**REQUIREMENTS:**
Each line that holds the word "text" counts once; give the total for the records below and nothing else.

═══ RECORDS PROVIDED ═══

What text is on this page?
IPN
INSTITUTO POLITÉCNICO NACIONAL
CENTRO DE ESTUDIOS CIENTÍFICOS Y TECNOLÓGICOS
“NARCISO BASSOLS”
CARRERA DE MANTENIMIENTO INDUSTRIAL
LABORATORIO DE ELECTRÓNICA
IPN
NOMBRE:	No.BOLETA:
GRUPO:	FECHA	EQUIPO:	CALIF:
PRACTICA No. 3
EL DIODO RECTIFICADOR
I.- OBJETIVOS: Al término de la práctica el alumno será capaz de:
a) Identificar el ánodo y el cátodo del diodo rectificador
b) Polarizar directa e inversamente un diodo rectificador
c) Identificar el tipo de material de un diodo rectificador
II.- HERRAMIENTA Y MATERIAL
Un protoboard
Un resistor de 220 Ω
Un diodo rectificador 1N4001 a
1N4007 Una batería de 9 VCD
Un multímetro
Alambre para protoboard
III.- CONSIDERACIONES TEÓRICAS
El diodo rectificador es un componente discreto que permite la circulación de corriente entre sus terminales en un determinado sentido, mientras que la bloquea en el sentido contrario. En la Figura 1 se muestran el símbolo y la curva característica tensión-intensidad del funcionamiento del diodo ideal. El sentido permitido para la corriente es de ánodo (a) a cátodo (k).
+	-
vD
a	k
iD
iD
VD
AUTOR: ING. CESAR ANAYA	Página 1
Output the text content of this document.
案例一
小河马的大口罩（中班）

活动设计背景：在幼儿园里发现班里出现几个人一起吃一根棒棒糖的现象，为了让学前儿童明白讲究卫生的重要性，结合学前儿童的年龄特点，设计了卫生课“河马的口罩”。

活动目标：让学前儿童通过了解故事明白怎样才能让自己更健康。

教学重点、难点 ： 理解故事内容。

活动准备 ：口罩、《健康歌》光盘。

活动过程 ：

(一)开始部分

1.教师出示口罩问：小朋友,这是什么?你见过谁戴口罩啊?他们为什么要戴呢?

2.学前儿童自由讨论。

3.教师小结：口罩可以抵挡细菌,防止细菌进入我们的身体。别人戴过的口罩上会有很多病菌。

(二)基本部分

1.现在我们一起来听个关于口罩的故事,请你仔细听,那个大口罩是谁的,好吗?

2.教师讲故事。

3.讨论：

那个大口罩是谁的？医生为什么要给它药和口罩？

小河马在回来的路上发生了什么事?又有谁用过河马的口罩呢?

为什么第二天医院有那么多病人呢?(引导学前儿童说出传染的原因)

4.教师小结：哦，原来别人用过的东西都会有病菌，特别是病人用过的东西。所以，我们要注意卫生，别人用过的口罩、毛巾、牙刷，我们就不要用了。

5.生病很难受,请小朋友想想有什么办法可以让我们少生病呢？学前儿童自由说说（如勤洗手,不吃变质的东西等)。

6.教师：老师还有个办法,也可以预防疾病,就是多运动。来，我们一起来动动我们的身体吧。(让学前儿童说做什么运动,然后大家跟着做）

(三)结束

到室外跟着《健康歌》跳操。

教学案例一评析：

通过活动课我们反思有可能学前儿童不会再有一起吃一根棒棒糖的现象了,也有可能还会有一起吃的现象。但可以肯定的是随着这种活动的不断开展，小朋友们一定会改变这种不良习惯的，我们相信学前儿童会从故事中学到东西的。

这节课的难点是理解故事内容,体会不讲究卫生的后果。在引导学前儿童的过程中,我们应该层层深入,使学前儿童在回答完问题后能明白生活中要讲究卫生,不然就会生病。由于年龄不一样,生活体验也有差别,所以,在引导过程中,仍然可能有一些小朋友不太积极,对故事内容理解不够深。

═══

**TASK SOLUTION:**
2